Dataset items:

◆ ◆ ◆ ◆

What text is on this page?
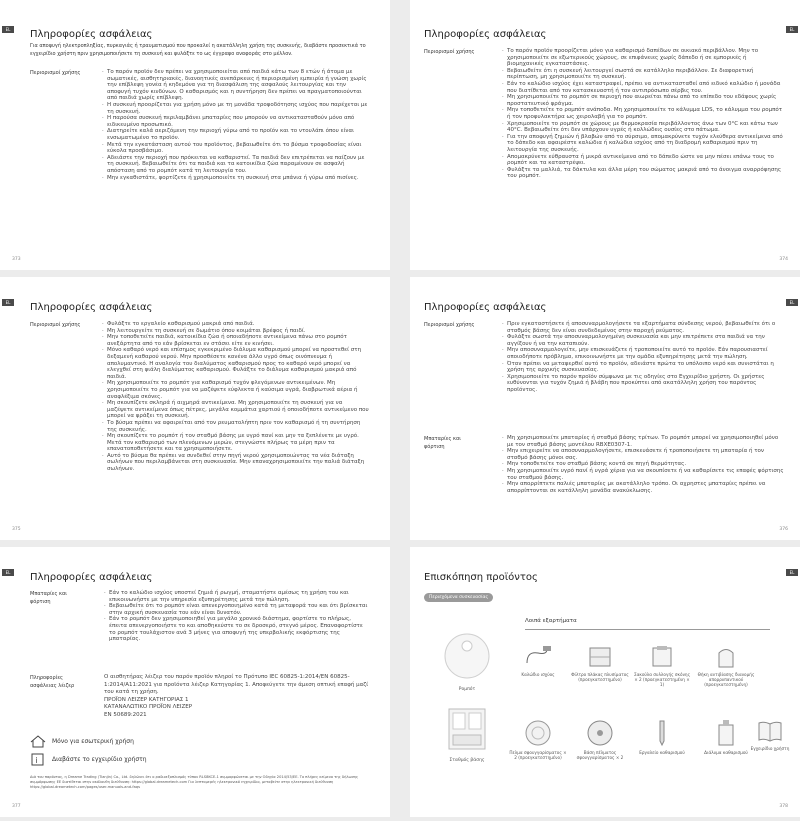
EL	Πληροφορίες ασφάλειας
Για αποφυγή ηλεκτροπληξίας, πυρκαγιάς ή τραυματισμού που προκαλεί η ακατάλληλη χρήση της συσκευής, διαβάστε προσεκτικά το εγχειρίδιο χρήστη πριν χρησιμοποιήσετε τη συσκευή και φυλάξτε το ως έγγραφο αναφοράς στο μέλλον.
Περιορισμοί χρήσης	· Το παρόν προϊόν δεν πρέπει να χρησιμοποιείται από παιδιά κάτω των 8 ετών ή άτομα με σωματικές, αισθητηριακές, διανοητικές ανεπάρκειες ή περιορισμένη εμπειρία ή γνώση χωρίς την επίβλεψη γονέα ή κηδεμόνα για τη διασφάλιση της ασφαλούς λειτουργίας και την αποφυγή τυχόν κινδύνων. Ο καθαρισμός και η συντήρηση δεν πρέπει να πραγματοποιούνται από παιδιά χωρίς επίβλεψη.
· Η συσκευή προορίζεται για χρήση μόνο με τη μονάδα τροφοδότησης ισχύος που παρέχεται με τη συσκευή.
· Η παρούσα συσκευή περιλαμβάνει μπαταρίες που μπορούν να αντικατασταθούν μόνο από ειδικευμένο προσωπικό.
· Διατηρείτε καλά αεριζόμενη την περιοχή γύρω από το προϊόν και το ντουλάπι όπου είναι ενσωματωμένο το προϊόν.
· Μετά την εγκατάσταση αυτού του προϊόντος, βεβαιωθείτε ότι το βύσμα τροφοδοσίας είναι εύκολα προσβάσιμο.
· Αδειάστε την περιοχή που πρόκειται να καθαριστεί. Τα παιδιά δεν επιτρέπεται να παίζουν με τη συσκευή. Βεβαιωθείτε ότι τα παιδιά και τα κατοικίδια ζώα παραμένουν σε ασφαλή απόσταση από το ρομπότ κατά τη λειτουργία του.
· Μην εγκαθιστάτε, φορτίζετε ή χρησιμοποιείτε τη συσκευή στα μπάνια ή γύρω από πισίνες.
373
EL
Πληροφορίες ασφάλειας
Περιορισμοί χρήσης	· Το παρόν προϊόν προορίζεται μόνο για καθαρισμό δαπέδων σε οικιακό περιβάλλον. Μην το χρησιμοποιείτε σε εξωτερικούς χώρους, σε επιφάνειες χωρίς δάπεδο ή σε εμπορικές ή βιομηχανικές εγκαταστάσεις.
· Βεβαιωθείτε ότι η συσκευή λειτουργεί σωστά σε κατάλληλο περιβάλλον. Σε διαφορετική περίπτωση, μη χρησιμοποιείτε τη συσκευή.
· Εάν το καλώδιο ισχύος έχει καταστραφεί, πρέπει να αντικατασταθεί από ειδικό καλώδιο ή μονάδα που διατίθεται από τον κατασκευαστή ή τον αντιπρόσωπο σέρβις του.
· Μη χρησιμοποιείτε το ρομπότ σε περιοχή που αιωρείται πάνω από το επίπεδο του εδάφους χωρίς προστατευτικό φράγμα.
· Μην τοποθετείτε το ρομπότ ανάποδα. Μη χρησιμοποιείτε το κάλυμμα LDS, το κάλυμμα του ρομπότ ή τον προφυλακτήρα ως χειρολαβή για το ρομπότ.
· Χρησιμοποιείτε το ρομπότ σε χώρους με θερμοκρασία περιβάλλοντος άνω των 0°C και κάτω των 40°C. Βεβαιωθείτε ότι δεν υπάρχουν υγρές ή κολλώδεις ουσίες στο πάτωμα.
· Για την αποφυγή ζημιών ή βλαβών από το σύρσιμο, απομακρύνετε τυχόν ελεύθερα αντικείμενα από το δάπεδο και αφαιρέστε καλώδια ή καλώδια ισχύος από τη διαδρομή καθαρισμού πριν τη λειτουργία της συσκευής.
· Απομακρύνετε εύθραυστα ή μικρά αντικείμενα από το δάπεδο ώστε να μην πέσει επάνω τους το ρομπότ και τα καταστρέψει.
· Φυλάξτε τα μαλλιά, τα δάκτυλα και άλλα μέρη του σώματος μακριά από το άνοιγμα αναρρόφησης του ρομπότ.
374
EL	Πληροφορίες ασφάλειας
Περιορισμοί χρήσης	· Φυλάξτε το εργαλείο καθαρισμού μακριά από παιδιά.
· Μη λειτουργείτε τη συσκευή σε δωμάτιο όπου κοιμάται βρέφος ή παιδί.
· Μην τοποθετείτε παιδιά, κατοικίδια ζώα ή οποιαδήποτε αντικείμενα πάνω στο ρομπότ ανεξάρτητα από το εάν βρίσκεται εν στάσει είτε εν κινήσει.
· Μόνο καθαρό νερό και επίσημος εγκεκριμένο διάλυμα καθαρισμού μπορεί να προστεθεί στη δεξαμενή καθαρού νερού. Μην προσθέσετε κανένα άλλο υγρό όπως οινόπνευμα ή απολυμαντικό. Η αναλογία του διαλύματος καθαρισμού προς το καθαρό νερό μπορεί να ελεγχθεί στη φιάλη διαλύματος καθαρισμού. Φυλάξτε το διάλυμα καθαρισμού μακριά από παιδιά.
· Μη χρησιμοποιείτε το ρομπότ για καθαρισμό τυχόν φλεγόμενων αντικειμένων. Μη χρησιμοποιείτε το ρομπότ για να μαζέψετε εύφλεκτα ή καύσιμα υγρά, διαβρωτικά αέρια ή αναφλέξιμα σκόνες.
· Μη σκουπίζετε σκληρά ή αιχμηρά αντικείμενα. Μη χρησιμοποιείτε τη συσκευή για να μαζέψετε αντικείμενα όπως πέτρες, μεγάλα κομμάτια χαρτιού ή οποιοδήποτε αντικείμενο που μπορεί να φράξει τη συσκευή.
· Το βύσμα πρέπει να αφαιρείται από τον ρευματολήπτη πριν τον καθαρισμό ή τη συντήρηση της συσκευής.
· Μη σκουπίζετε το ρομπότ ή τον σταθμό βάσης με υγρό πανί και μην τα ξεπλένετε με υγρό. Μετά τον καθαρισμό των πλενόμενων μερών, στεγνώστε πλήρως τα μέρη πριν τα επανατοποθετήσετε και τα χρησιμοποιήσετε.
· Αυτό το βύσμα θα πρέπει να συνδεθεί στην πηγή νερού χρησιμοποιώντας τα νέα διάταξη σωλήνων που περιλαμβάνεται στη συσκευασία. Μην επαναχρησιμοποιείτε την παλιά διάταξη σωλήνων.
375
EL
Πληροφορίες ασφάλειας
Περιορισμοί χρήσης	· Πριν εγκαταστήσετε ή αποσυναρμολογήσετε τα εξαρτήματα σύνδεσης νερού, βεβαιωθείτε ότι ο σταθμός βάσης δεν είναι συνδεδεμένος στην παροχή ρεύματος.
· Φυλάξτε σωστά την αποσυναρμολογημένη συσκευασία και μην επιτρέπετε στα παιδιά να την αγγίξουν ή να την καταπιούν.
· Μην αποσυναρμολογείτε, μην επισκευάζετε ή τροποποιείτε αυτό το προϊόν. Εάν παρουσιαστεί οποιοδήποτε πρόβλημα, επικοινωνήστε με την ομάδα εξυπηρέτησης μετά την πώληση.
· Όταν πρέπει να μεταφερθεί αυτό το προϊόν, αδειάστε πρώτα το υπόλοιπο νερό και συνιστάται η χρήση της αρχικής συσκευασίας.
· Χρησιμοποιείτε το παρόν προϊόν σύμφωνα με τις οδηγίες στο Εγχειρίδιο χρήστη. Οι χρήστες ευθύνονται για τυχόν ζημιά ή βλάβη που προκύπτει από ακατάλληλη χρήση του παρόντος προϊόντος.
Μπαταρίες και φόρτιση
· Μη χρησιμοποιείτε μπαταρίες ή σταθμό βάσης τρίτων. Το ρομπότ μπορεί να χρησιμοποιηθεί μόνο με τον σταθμό βάσης μοντέλου RBXE0307-1.
· Μην επιχειρείτε να αποσυναρμολογήσετε, επισκευάσετε ή τροποποιήσετε τη μπαταρία ή τον σταθμό βάσης μόνοι σας.
· Μην τοποθετείτε τον σταθμό βάσης κοντά σε πηγή θερμότητας.
· Μη χρησιμοποιείτε υγρό πανί ή υγρά χέρια για να σκουπίσετε ή να καθαρίσετε τις επαφές φόρτισης του σταθμού βάσης.
· Μην απορρίπτετε παλιές μπαταρίες με ακατάλληλο τρόπο. Οι αχρηστες μπαταρίες πρέπει να απορρίπτονται σε κατάλληλη μονάδα ανακύκλωσης.
376
EL	Πληροφορίες ασφάλειας
Μπαταρίες και φόρτιση
· Εάν το καλώδιο ισχύος υποστεί ζημιά ή ρωγμή, σταματήστε αμέσως τη χρήση του και επικοινωνήστε με την υπηρεσία εξυπηρέτησης μετά την πώληση.
· Βεβαιωθείτε ότι το ρομπότ είναι απενεργοποιημένο κατά τη μεταφορά του και ότι βρίσκεται στην αρχική συσκευασία του εάν είναι δυνατόν.
· Εάν το ρομπότ δεν χρησιμοποιηθεί για μεγάλο χρονικό διάστημα, φορτίστε το πλήρως, έπειτα απενεργοποιήστε το και αποθηκεύστε το σε δροσερό, στεγνό μέρος. Επαναφορτίστε το ρομπότ τουλάχιστον ανά 3 μήνες για αποφυγή της υπερβολικής εκφόρτισης της μπαταρίας.
Πληροφορίες ασφάλειας λέιζερ
Ο αισθητήρας λέιζερ του παρόν προϊόν πληροί το Πρότυπο IEC 60825-1:2014/EN 60825-1:2014/A11:2021 για προϊόντα λέιζερ Κατηγορίας 1. Αποφεύγετε την άμεση οπτική επαφή μαζί του κατά τη χρήση.
ΠΡΟΪΟΝ ΛΕΙΖΕΡ ΚΑΤΗΓΟΡΙΑΣ 1
ΚΑΤΑΝΑΛΩΤΙΚΟ ΠΡΟΪΟΝ ΛΕΙΖΕΡ
EN 50689:2021
Μόνο για εσωτερική χρήση
i Διαβάστε το εγχειρίδιο χρήστη
Διά του παρόντος, η Dreame Trading (Tianjin) Co., Ltd. δηλώνει ότι ο ραδιοεξοπλισμός τύπου RLS8KCE-1 συμμορφώνεται με την Οδηγία 2014/53/ΕΕ. Το πλήρες κείμενο της δήλωσης συμμόρφωσης ΕΕ διατίθεται στην ακόλουθη διεύθυνση: https://global.dreametech.com Για λεπτομερές ηλεκτρονικό εγχειρίδιο, μεταβείτε στην ηλεκτρονική διεύθυνση https://global.dreametech.com/pages/user-manuals-and-faqs
377
EL
Επισκόπηση προϊόντος
Περιεχόμενα συσκευασίας
Ρομπότ
Σταθμός βάσης
Λοιπά εξαρτήματα
Καλώδιο ισχύος	Φίλτρο πλάκας πλυσίματος (προεγκατεστημένο)
Σακούλα συλλογής σκόνης × 2 (προεγκατεστημένη × 1)
Θήκη αντιβίασης διανομής απορρυπαντικού (προεγκατεστημένη)
Πελμα σφουγγαρίσματος × 2 (προεγκατεστημένο)
Βάση πέλματος σφουγγαρίσματος × 2
Εργαλείο καθαρισμού	Διάλυμα καθαρισμού
Εγχειρίδιο χρήστη
378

◆ ◆ ◆ ◆

**GIVEN EXERCISE**
Copy out every line with the word "ΛΕΙΖΕΡ".

**SOLUTION BELOW**
ΠΡΟΪΟΝ ΛΕΙΖΕΡ ΚΑΤΗΓΟΡΙΑΣ 1
ΚΑΤΑΝΑΛΩΤΙΚΟ ΠΡΟΪΟΝ ΛΕΙΖΕΡ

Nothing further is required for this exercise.